PROBLEM REQUIREMENTS:
Your task is to copy every line of the entries that contains "Visoka".
►
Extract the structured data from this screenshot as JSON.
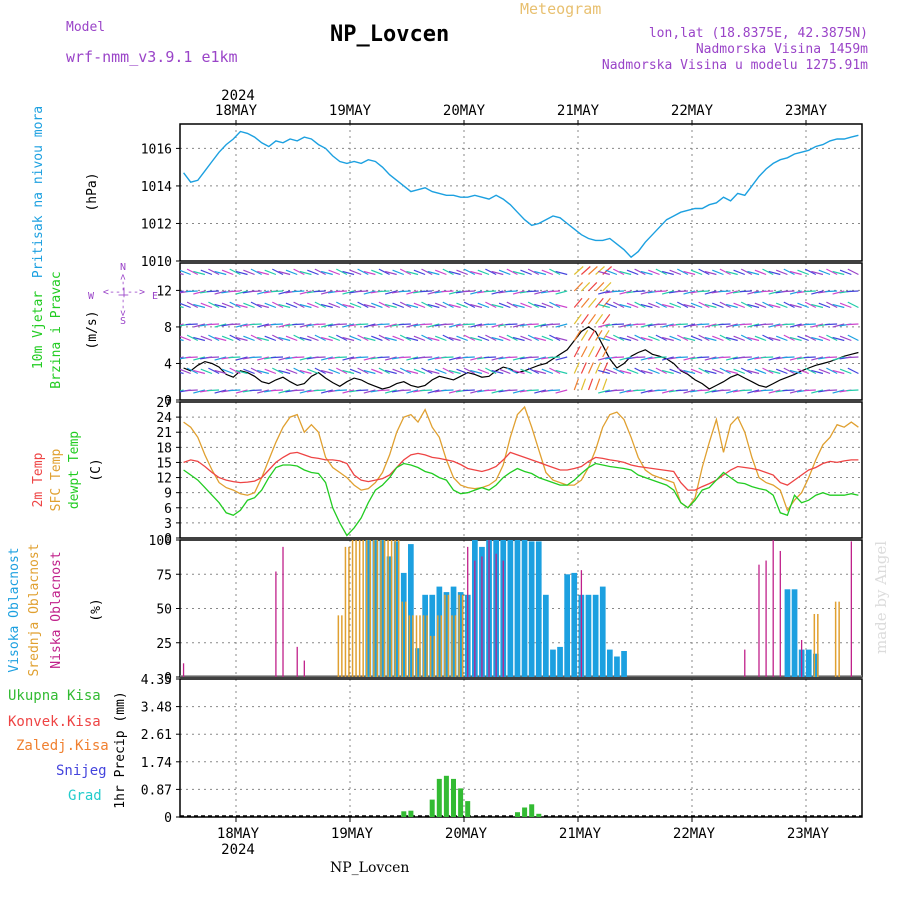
{
  "header": {
    "title": "NP_Lovcen",
    "model_label": "Model",
    "model_name": "wrf-nmm_v3.9.1 e1km",
    "meteogram_label": "Meteogram",
    "lonlat": "lon,lat (18.8375E, 42.3875N)",
    "altitude": "Nadmorska Visina 1459m",
    "model_altitude": "Nadmorska Visina u modelu 1275.91m",
    "watermark": "made by Angel",
    "footer_station": "NP_Lovcen"
  },
  "colors": {
    "pressure": "#1ca0e0",
    "wind_label": "#22cc22",
    "purple": "#9a44c8",
    "temp2m": "#ee4444",
    "sfc": "#e0a030",
    "dewpt": "#22cc22",
    "cloud_high": "#1ca0e0",
    "cloud_mid": "#e0a030",
    "cloud_low": "#c0208a",
    "precip_total": "#33bb33",
    "precip_conv": "#ee4444",
    "precip_frz": "#f08030",
    "snow": "#4444dd",
    "hail": "#22cccc",
    "sfc_line": "#888888"
  },
  "chart_data": [
    {
      "type": "line",
      "ylabel": "Pritisak na nivou mora",
      "unit": "(hPa)",
      "ylim": [
        1010,
        1017.3
      ],
      "yticks": [
        "1010",
        "1012",
        "1014",
        "1016"
      ],
      "xaxis_top": {
        "year": "2024",
        "labels": [
          "18MAY",
          "19MAY",
          "20MAY",
          "21MAY",
          "22MAY",
          "23MAY"
        ]
      },
      "grid": true,
      "series": [
        {
          "values": [
            1014.7,
            1014.2,
            1014.3,
            1014.8,
            1015.3,
            1015.8,
            1016.2,
            1016.5,
            1016.9,
            1016.8,
            1016.6,
            1016.3,
            1016.1,
            1016.4,
            1016.3,
            1016.5,
            1016.4,
            1016.6,
            1016.5,
            1016.2,
            1016.0,
            1015.6,
            1015.3,
            1015.2,
            1015.3,
            1015.2,
            1015.4,
            1015.3,
            1015.0,
            1014.6,
            1014.3,
            1014.0,
            1013.7,
            1013.8,
            1013.9,
            1013.7,
            1013.6,
            1013.5,
            1013.5,
            1013.4,
            1013.4,
            1013.5,
            1013.4,
            1013.3,
            1013.5,
            1013.3,
            1013.0,
            1012.6,
            1012.2,
            1011.9,
            1012.0,
            1012.2,
            1012.4,
            1012.3,
            1012.0,
            1011.7,
            1011.4,
            1011.2,
            1011.1,
            1011.1,
            1011.2,
            1010.9,
            1010.6,
            1010.2,
            1010.5,
            1011.0,
            1011.4,
            1011.8,
            1012.2,
            1012.4,
            1012.6,
            1012.7,
            1012.8,
            1012.8,
            1013.0,
            1013.1,
            1013.4,
            1013.2,
            1013.6,
            1013.5,
            1014.0,
            1014.5,
            1014.9,
            1015.2,
            1015.4,
            1015.5,
            1015.7,
            1015.8,
            1015.9,
            1016.1,
            1016.2,
            1016.4,
            1016.5,
            1016.5,
            1016.6,
            1016.7
          ]
        }
      ]
    },
    {
      "type": "barbs",
      "ylabel": [
        "10m Vjetar",
        "Brzina i Pravac"
      ],
      "unit": "(m/s)",
      "direction_key": {
        "n": "N",
        "arrow": "<--|-->",
        "w": "W",
        "e": "E",
        "s": "S"
      },
      "ylim": [
        0,
        15
      ],
      "yticks": [
        "0",
        "4",
        "8",
        "12"
      ],
      "series": [
        {
          "name": "speed",
          "values": [
            3.5,
            3.2,
            3.8,
            4.2,
            4.0,
            3.6,
            2.8,
            2.5,
            3.2,
            3.0,
            2.6,
            2.0,
            1.8,
            2.2,
            2.5,
            2.0,
            1.6,
            1.8,
            2.6,
            3.0,
            2.4,
            1.9,
            1.5,
            2.0,
            2.4,
            2.2,
            1.8,
            1.5,
            1.2,
            1.4,
            1.8,
            2.0,
            1.6,
            1.4,
            1.6,
            2.2,
            2.6,
            2.4,
            2.2,
            2.6,
            3.0,
            2.8,
            2.5,
            2.6,
            3.2,
            3.6,
            3.4,
            3.0,
            3.2,
            3.5,
            3.8,
            4.0,
            4.5,
            5.0,
            5.5,
            6.5,
            7.5,
            8.0,
            7.5,
            6.0,
            4.5,
            3.5,
            4.0,
            4.8,
            5.2,
            5.5,
            5.0,
            4.8,
            4.5,
            4.0,
            3.2,
            2.8,
            2.2,
            1.8,
            1.2,
            1.6,
            2.0,
            2.5,
            2.8,
            2.4,
            2.0,
            1.6,
            1.4,
            1.8,
            2.2,
            2.5,
            2.8,
            3.2,
            3.5,
            3.8,
            4.0,
            4.2,
            4.5,
            4.8,
            5.0,
            5.2
          ]
        }
      ]
    },
    {
      "type": "line",
      "ylabel": [
        "2m Temp",
        "SFC Temp",
        "dewpt Temp"
      ],
      "unit": "(C)",
      "ylim": [
        0,
        27
      ],
      "yticks": [
        "0",
        "3",
        "6",
        "9",
        "12",
        "15",
        "18",
        "21",
        "24",
        "27"
      ],
      "series": [
        {
          "name": "2m Temp",
          "values": [
            15.0,
            15.5,
            15.2,
            14.2,
            13.0,
            12.0,
            11.5,
            11.2,
            11.0,
            11.1,
            11.3,
            12.0,
            13.5,
            15.0,
            16.0,
            16.8,
            17.0,
            16.5,
            16.0,
            15.8,
            15.5,
            15.5,
            15.3,
            14.8,
            12.5,
            11.5,
            11.2,
            11.5,
            11.8,
            12.5,
            14.0,
            15.5,
            16.5,
            16.8,
            16.5,
            16.0,
            15.8,
            15.5,
            15.2,
            14.6,
            13.8,
            13.5,
            13.2,
            13.6,
            14.2,
            15.5,
            17.0,
            16.5,
            16.0,
            15.5,
            15.0,
            14.5,
            14.0,
            13.5,
            13.5,
            13.8,
            14.2,
            15.2,
            16.0,
            15.8,
            15.5,
            15.3,
            15.0,
            14.5,
            14.2,
            14.0,
            13.8,
            13.6,
            13.4,
            13.2,
            11.0,
            9.5,
            9.5,
            10.2,
            10.8,
            11.5,
            12.5,
            13.5,
            14.2,
            14.0,
            13.8,
            13.5,
            13.0,
            12.5,
            11.0,
            10.5,
            11.5,
            12.5,
            13.5,
            14.0,
            14.8,
            15.2,
            15.0,
            15.3,
            15.5,
            15.5
          ]
        },
        {
          "name": "SFC Temp",
          "values": [
            23.0,
            22.0,
            20.0,
            16.5,
            13.5,
            11.0,
            10.0,
            9.5,
            8.8,
            8.5,
            9.0,
            12.0,
            15.5,
            19.0,
            22.0,
            24.0,
            24.5,
            21.0,
            22.5,
            21.0,
            16.0,
            14.0,
            13.0,
            12.0,
            10.5,
            9.5,
            9.8,
            11.0,
            13.0,
            16.5,
            21.0,
            24.0,
            24.5,
            23.0,
            25.5,
            22.0,
            20.0,
            15.5,
            12.0,
            10.5,
            10.0,
            9.8,
            10.0,
            10.5,
            11.5,
            14.5,
            20.0,
            24.5,
            26.0,
            22.0,
            17.5,
            13.0,
            11.5,
            11.0,
            10.5,
            10.5,
            11.5,
            14.0,
            17.5,
            22.0,
            24.5,
            25.0,
            23.5,
            20.0,
            16.0,
            13.5,
            12.5,
            12.0,
            11.5,
            11.0,
            7.0,
            6.0,
            8.0,
            14.0,
            19.0,
            23.5,
            17.0,
            22.5,
            24.0,
            21.0,
            16.0,
            12.0,
            11.0,
            10.5,
            9.5,
            5.5,
            7.5,
            9.0,
            12.0,
            15.5,
            18.5,
            20.0,
            22.5,
            22.0,
            23.0,
            22.0
          ]
        },
        {
          "name": "dewpt Temp",
          "values": [
            13.5,
            12.5,
            11.5,
            10.0,
            8.5,
            7.0,
            5.0,
            4.5,
            5.5,
            7.5,
            8.0,
            9.5,
            12.0,
            14.0,
            14.5,
            14.5,
            14.3,
            13.5,
            13.0,
            12.8,
            11.0,
            6.0,
            3.0,
            0.5,
            2.0,
            4.0,
            7.0,
            9.5,
            10.5,
            12.0,
            14.0,
            14.8,
            14.5,
            14.0,
            13.2,
            12.8,
            12.0,
            11.5,
            9.5,
            8.8,
            9.0,
            9.5,
            10.0,
            9.5,
            10.5,
            12.0,
            13.0,
            13.8,
            13.2,
            12.8,
            12.0,
            11.5,
            11.0,
            10.5,
            10.5,
            11.5,
            12.8,
            14.0,
            14.8,
            14.5,
            14.2,
            14.0,
            13.8,
            13.5,
            12.5,
            12.0,
            11.5,
            11.0,
            10.5,
            9.5,
            7.0,
            6.0,
            7.5,
            9.5,
            10.0,
            11.5,
            13.0,
            12.0,
            11.0,
            10.8,
            10.2,
            9.8,
            9.5,
            8.5,
            5.0,
            4.5,
            8.5,
            7.0,
            7.5,
            8.5,
            9.0,
            8.5,
            8.5,
            8.5,
            8.8,
            8.5
          ]
        }
      ]
    },
    {
      "type": "bar",
      "ylabel": [
        "Visoka Oblacnost",
        "Srednja Oblacnost",
        "Niska Oblacnost"
      ],
      "unit": "(%)",
      "ylim": [
        0,
        100
      ],
      "yticks": [
        "0",
        "25",
        "50",
        "75",
        "100"
      ],
      "series": [
        {
          "name": "Visoka Oblacnost",
          "values": [
            0,
            0,
            0,
            0,
            0,
            0,
            0,
            0,
            0,
            0,
            0,
            0,
            0,
            0,
            0,
            0,
            0,
            0,
            0,
            0,
            0,
            0,
            0,
            0,
            0,
            0,
            100,
            100,
            100,
            88,
            99,
            76,
            97,
            21,
            60,
            60,
            66,
            62,
            66,
            62,
            60,
            100,
            95,
            100,
            100,
            100,
            100,
            100,
            100,
            99,
            99,
            60,
            20,
            22,
            75,
            76,
            60,
            60,
            60,
            66,
            20,
            15,
            19,
            0,
            0,
            0,
            0,
            0,
            0,
            0,
            0,
            0,
            0,
            0,
            0,
            0,
            0,
            0,
            0,
            0,
            0,
            0,
            0,
            0,
            0,
            64,
            64,
            20,
            20,
            17,
            0,
            0,
            0,
            0,
            0,
            0
          ]
        },
        {
          "name": "Srednja Oblacnost",
          "values": [
            0,
            0,
            0,
            0,
            0,
            0,
            0,
            0,
            0,
            0,
            0,
            0,
            0,
            0,
            0,
            0,
            0,
            0,
            0,
            0,
            0,
            0,
            45,
            95,
            100,
            100,
            100,
            100,
            100,
            100,
            100,
            55,
            45,
            45,
            45,
            30,
            45,
            60,
            45,
            60,
            0,
            0,
            0,
            0,
            0,
            0,
            0,
            0,
            0,
            0,
            0,
            0,
            0,
            0,
            0,
            0,
            0,
            0,
            0,
            0,
            0,
            0,
            0,
            0,
            0,
            0,
            0,
            0,
            0,
            0,
            0,
            0,
            0,
            0,
            0,
            0,
            0,
            0,
            0,
            0,
            0,
            0,
            0,
            0,
            0,
            0,
            0,
            0,
            0,
            46,
            0,
            0,
            55,
            0,
            0,
            0
          ]
        },
        {
          "name": "Niska Oblacnost",
          "values": [
            10,
            0,
            0,
            0,
            0,
            0,
            0,
            0,
            0,
            0,
            0,
            0,
            0,
            77,
            95,
            0,
            22,
            12,
            0,
            0,
            0,
            0,
            0,
            0,
            0,
            0,
            0,
            0,
            0,
            0,
            0,
            0,
            0,
            0,
            0,
            0,
            0,
            0,
            0,
            0,
            95,
            85,
            88,
            100,
            90,
            85,
            0,
            0,
            0,
            0,
            0,
            0,
            0,
            0,
            0,
            0,
            78,
            0,
            0,
            0,
            0,
            0,
            0,
            0,
            0,
            0,
            0,
            0,
            0,
            0,
            0,
            0,
            0,
            0,
            0,
            0,
            0,
            0,
            0,
            20,
            0,
            82,
            85,
            100,
            92,
            0,
            0,
            27,
            0,
            0,
            0,
            0,
            0,
            0,
            99,
            0
          ]
        }
      ]
    },
    {
      "type": "bar",
      "ylabel": [
        "Ukupna Kisa",
        "Konvek.Kisa",
        "Zaledj.Kisa",
        "Snijeg",
        "Grad"
      ],
      "unit": "1hr Precip (mm)",
      "ylim": [
        0,
        4.35
      ],
      "yticks": [
        "0",
        "0.87",
        "1.74",
        "2.61",
        "3.48",
        "4.35"
      ],
      "xaxis_bottom": {
        "year": "2024",
        "labels": [
          "18MAY",
          "19MAY",
          "20MAY",
          "21MAY",
          "22MAY",
          "23MAY"
        ]
      },
      "series": [
        {
          "name": "Ukupna Kisa",
          "values": [
            0,
            0,
            0,
            0,
            0,
            0,
            0,
            0,
            0,
            0,
            0,
            0,
            0,
            0,
            0,
            0,
            0,
            0,
            0,
            0,
            0,
            0,
            0,
            0,
            0,
            0,
            0,
            0,
            0,
            0,
            0,
            0.18,
            0.2,
            0,
            0,
            0.55,
            1.2,
            1.3,
            1.2,
            0.9,
            0.5,
            0,
            0,
            0,
            0,
            0,
            0,
            0.15,
            0.3,
            0.4,
            0.1,
            0,
            0,
            0,
            0,
            0,
            0,
            0,
            0,
            0,
            0,
            0,
            0,
            0,
            0,
            0,
            0,
            0,
            0,
            0,
            0,
            0,
            0,
            0,
            0,
            0,
            0,
            0,
            0,
            0,
            0,
            0,
            0,
            0,
            0,
            0,
            0,
            0,
            0,
            0,
            0,
            0,
            0,
            0,
            0,
            0,
            0,
            0
          ]
        },
        {
          "name": "Konvek.Kisa",
          "values": [
            0,
            0,
            0,
            0,
            0,
            0,
            0,
            0,
            0,
            0,
            0,
            0,
            0,
            0,
            0,
            0,
            0,
            0,
            0,
            0,
            0,
            0,
            0,
            0,
            0,
            0,
            0,
            0,
            0,
            0,
            0,
            0,
            0,
            0,
            0,
            0,
            0,
            0,
            0,
            0,
            0,
            0,
            0,
            0,
            0,
            0,
            0,
            0,
            0,
            0,
            0,
            0,
            0,
            0,
            0,
            0,
            0,
            0,
            0,
            0,
            0,
            0,
            0,
            0,
            0,
            0,
            0,
            0,
            0,
            0,
            0,
            0,
            0,
            0,
            0,
            0,
            0,
            0,
            0,
            0,
            0,
            0,
            0,
            0,
            0,
            0,
            0,
            0,
            0,
            0,
            0,
            0,
            0,
            0,
            0,
            0
          ]
        }
      ]
    }
  ]
}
◄
SOLUTION TO THE EXERCISE:
        "Visoka Oblacnost",
          "name": "Visoka Oblacnost",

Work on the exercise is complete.